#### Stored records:
------------------------
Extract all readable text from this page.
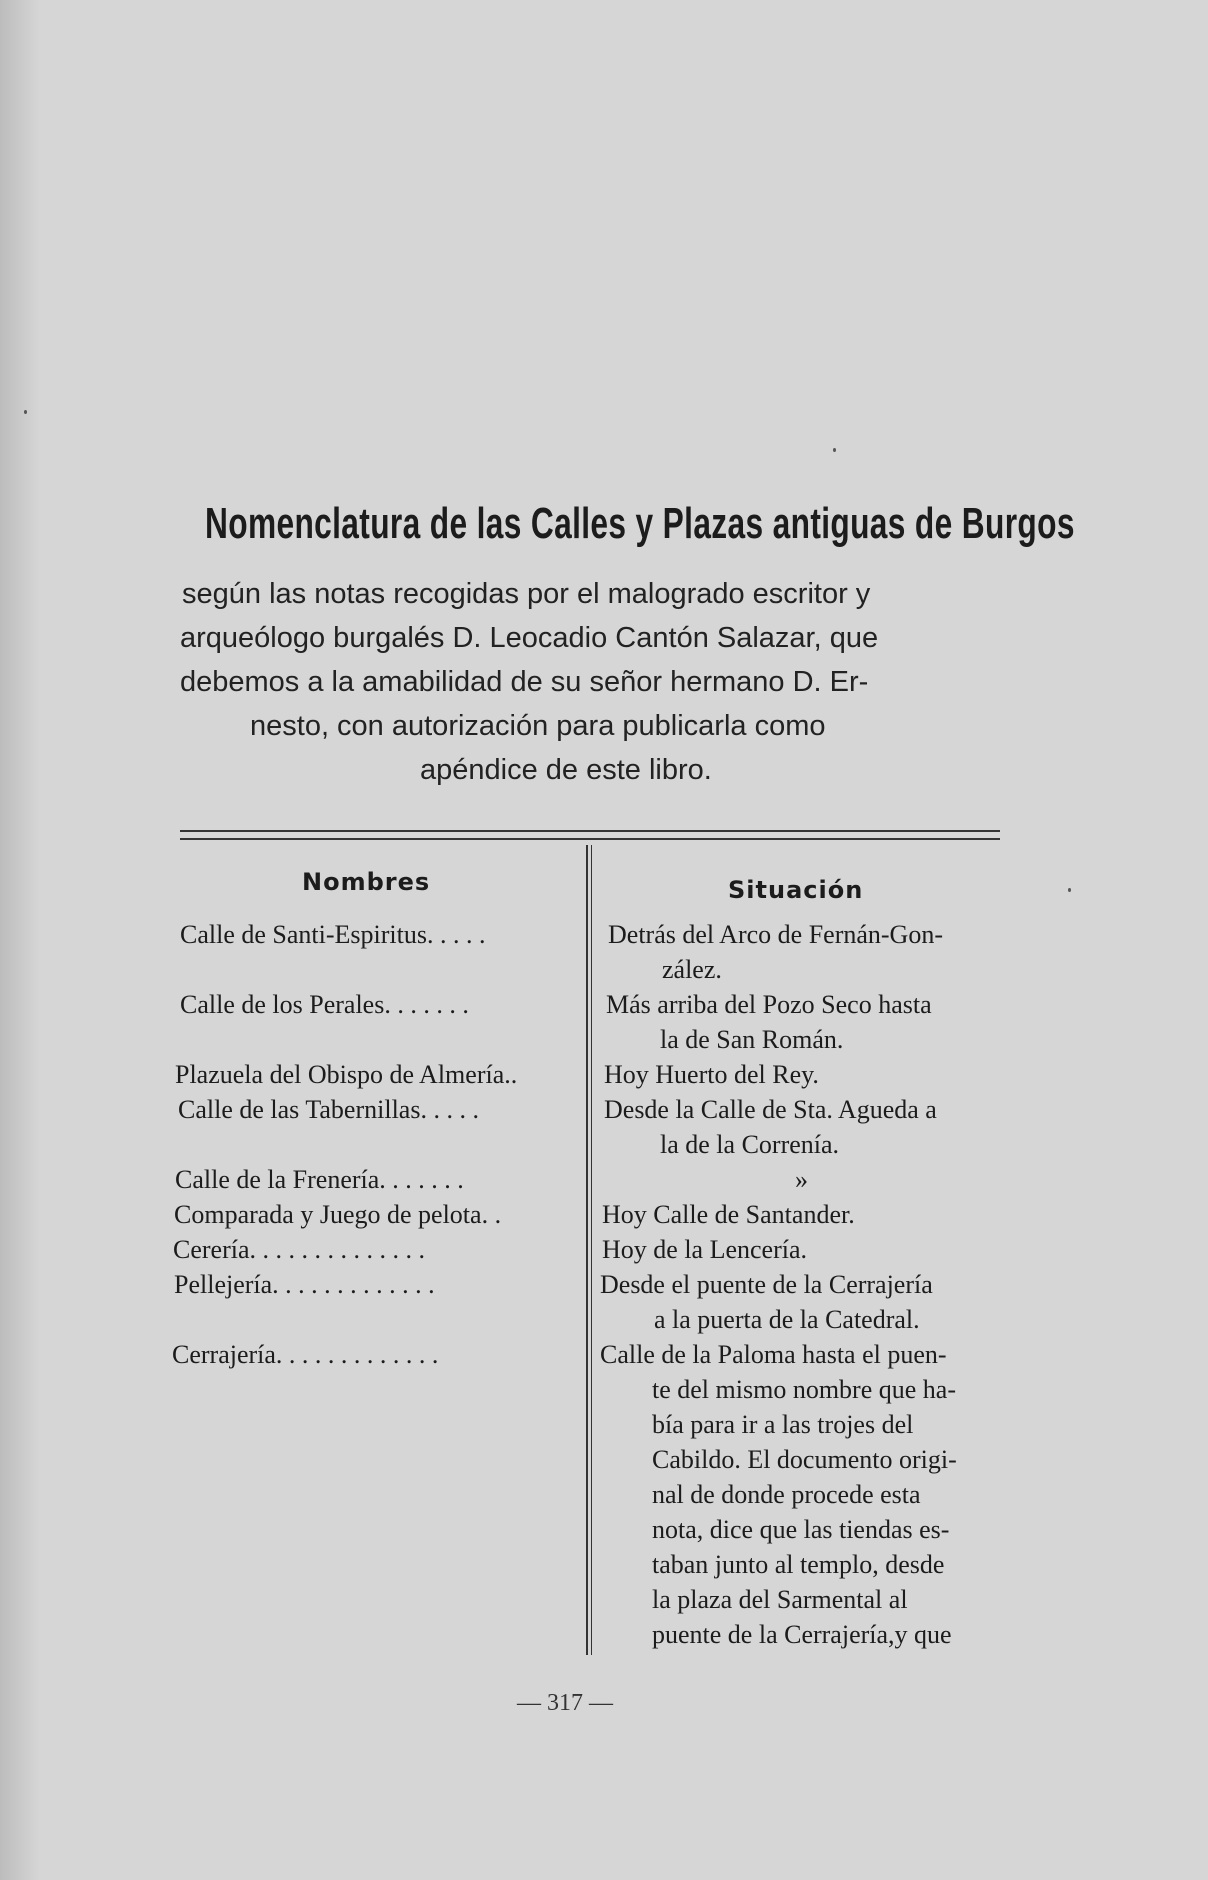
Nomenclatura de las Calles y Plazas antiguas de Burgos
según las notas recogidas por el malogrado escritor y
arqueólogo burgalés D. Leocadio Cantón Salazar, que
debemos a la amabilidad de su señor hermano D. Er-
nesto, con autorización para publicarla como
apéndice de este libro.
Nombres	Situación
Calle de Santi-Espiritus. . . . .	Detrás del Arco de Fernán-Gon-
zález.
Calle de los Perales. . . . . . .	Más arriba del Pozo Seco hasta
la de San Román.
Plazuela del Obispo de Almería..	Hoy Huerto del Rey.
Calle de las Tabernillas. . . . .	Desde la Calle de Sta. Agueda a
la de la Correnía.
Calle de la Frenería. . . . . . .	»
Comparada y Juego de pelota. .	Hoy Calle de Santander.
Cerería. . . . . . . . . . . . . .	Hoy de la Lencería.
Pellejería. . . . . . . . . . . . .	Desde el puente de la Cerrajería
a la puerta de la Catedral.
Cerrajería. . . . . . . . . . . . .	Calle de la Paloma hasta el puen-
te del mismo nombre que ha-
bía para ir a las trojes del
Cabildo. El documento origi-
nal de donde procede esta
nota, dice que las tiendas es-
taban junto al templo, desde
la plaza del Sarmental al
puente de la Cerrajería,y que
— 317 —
------------------------
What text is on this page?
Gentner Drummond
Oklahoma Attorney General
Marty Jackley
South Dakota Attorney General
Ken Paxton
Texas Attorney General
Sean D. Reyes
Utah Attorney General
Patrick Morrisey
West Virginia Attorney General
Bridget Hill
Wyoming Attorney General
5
------------------------
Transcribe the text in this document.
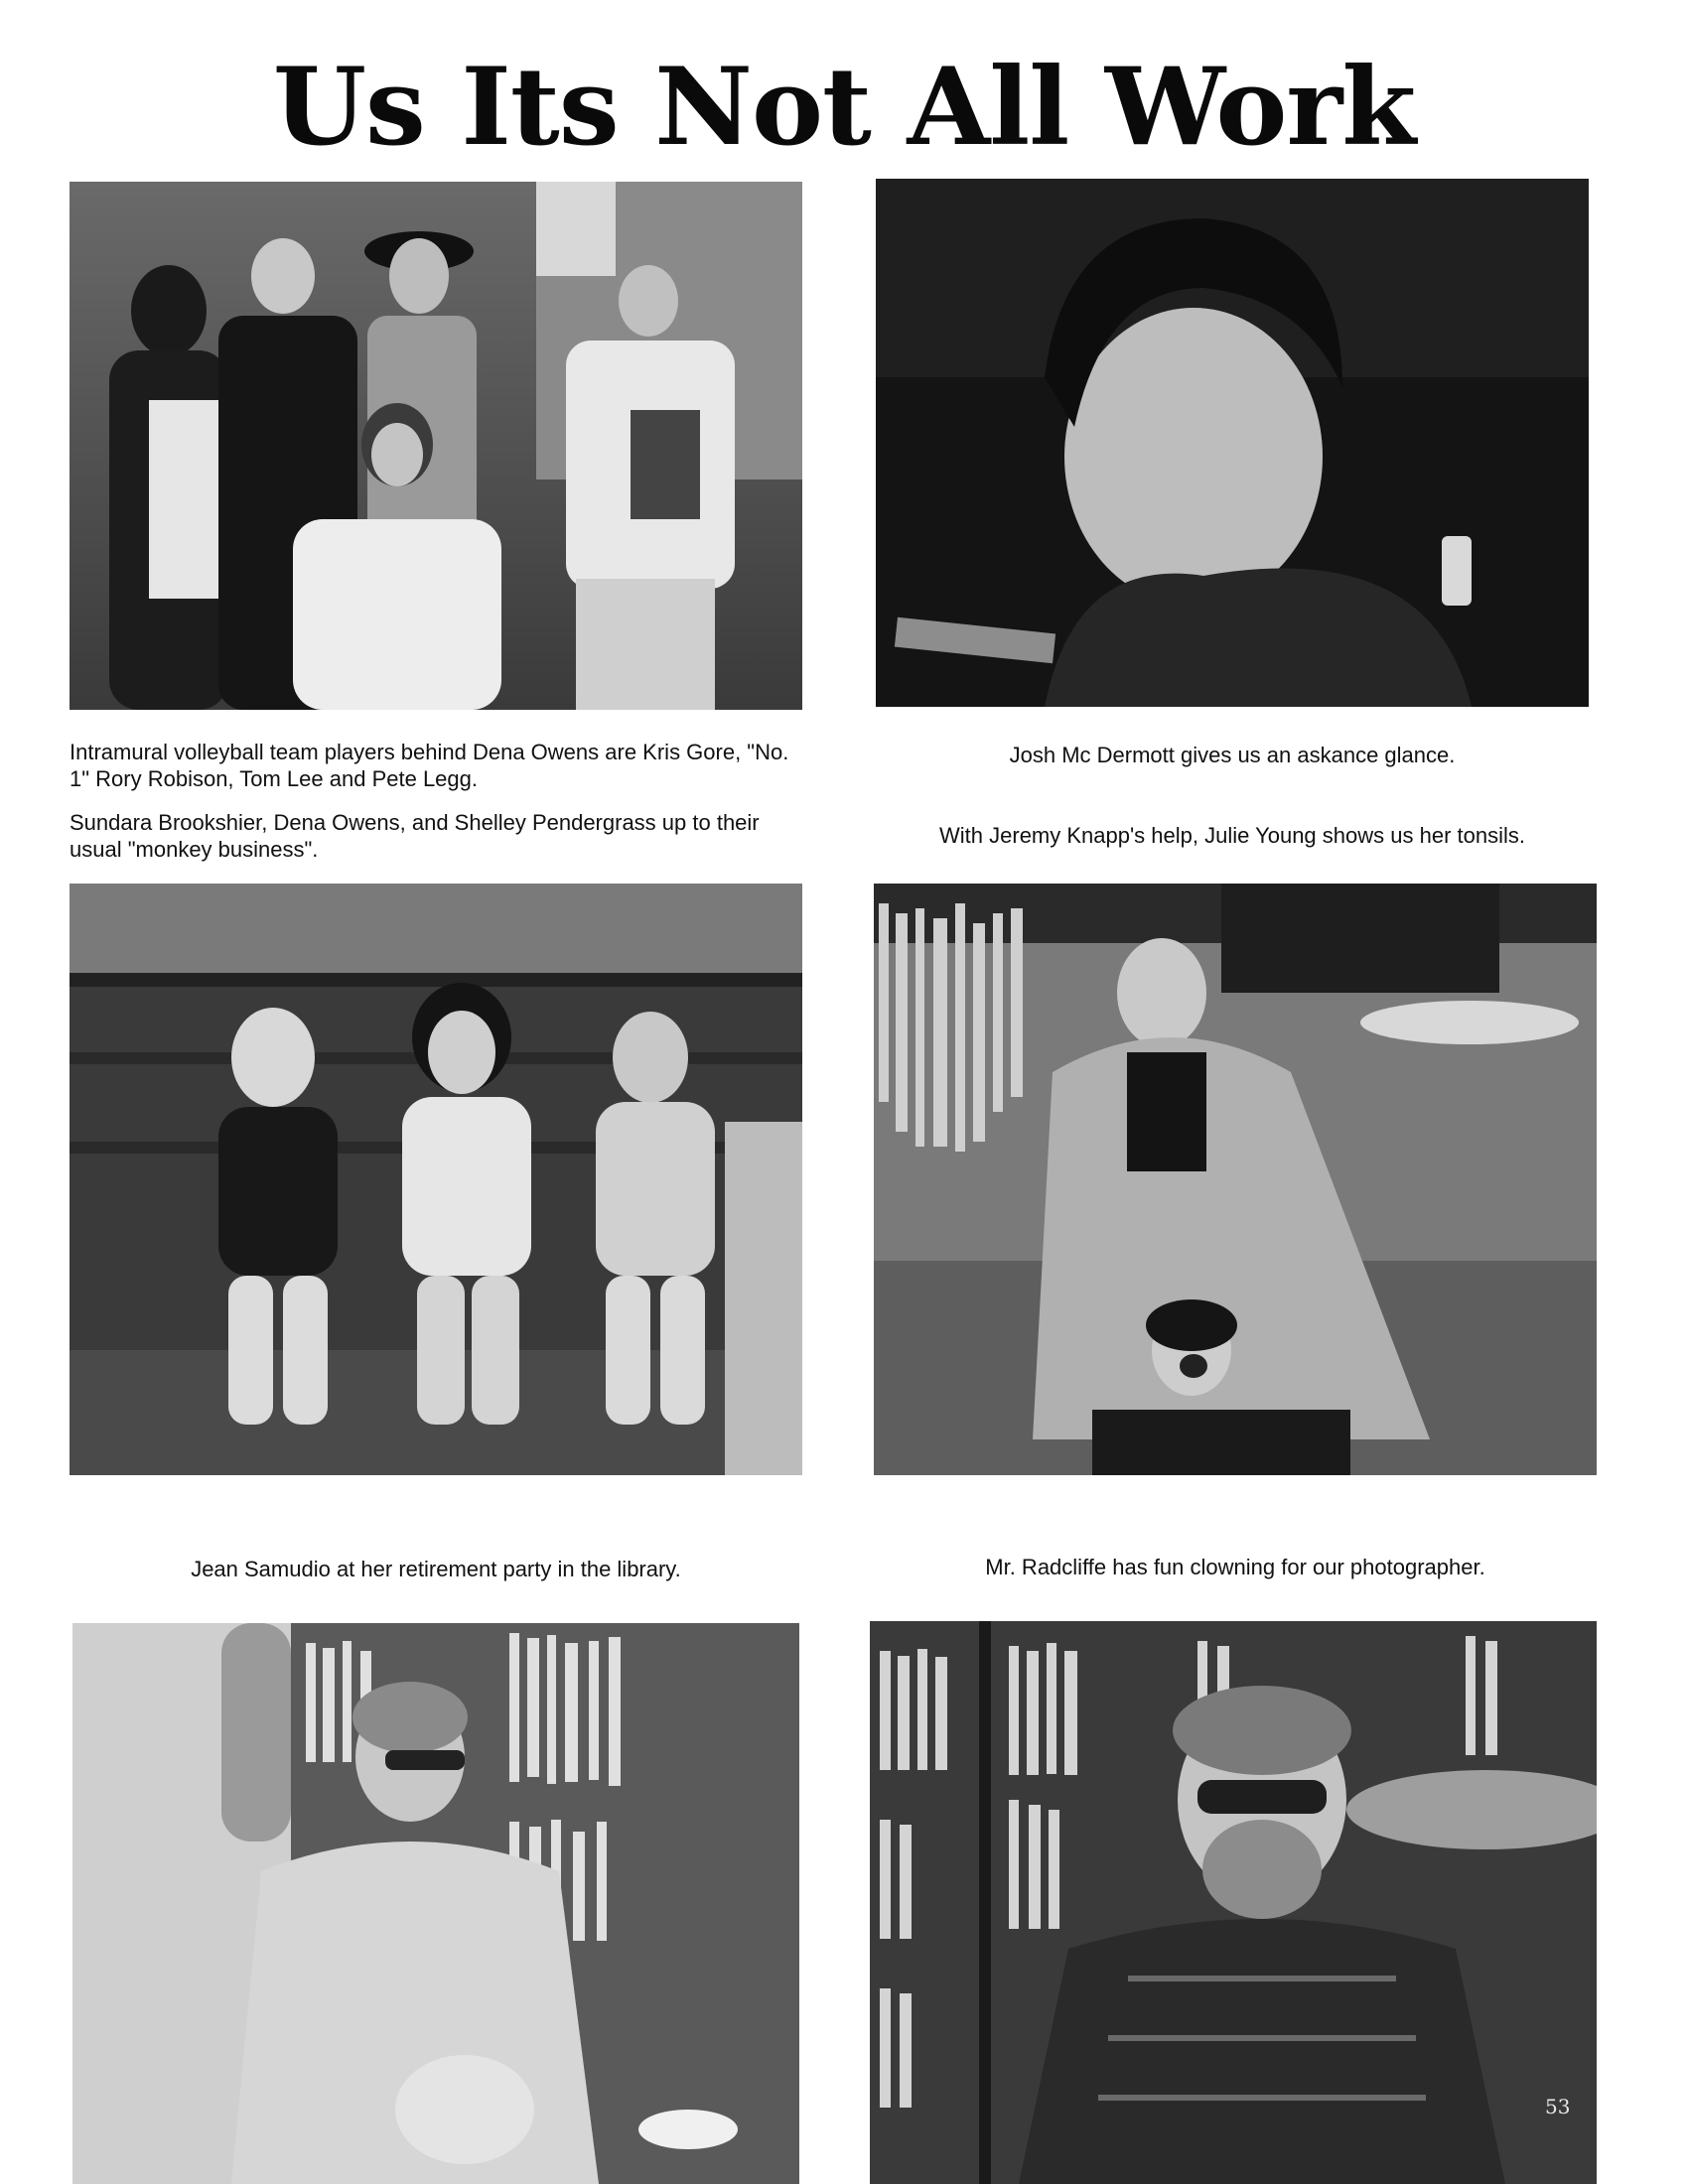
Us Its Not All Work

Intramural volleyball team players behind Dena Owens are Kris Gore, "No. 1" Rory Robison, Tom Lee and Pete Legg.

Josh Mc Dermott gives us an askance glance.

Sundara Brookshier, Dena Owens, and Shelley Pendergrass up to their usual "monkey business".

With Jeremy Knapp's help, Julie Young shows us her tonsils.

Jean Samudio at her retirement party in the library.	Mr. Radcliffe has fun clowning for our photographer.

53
------------------------
#### SET EXERCISE:
Only lines that contain the word "this" are wanted; copy each of them.

#### EXERCISE ANSWER:
Extract all readable text from this page.
What text is on this page?
Transcribe the text in this document.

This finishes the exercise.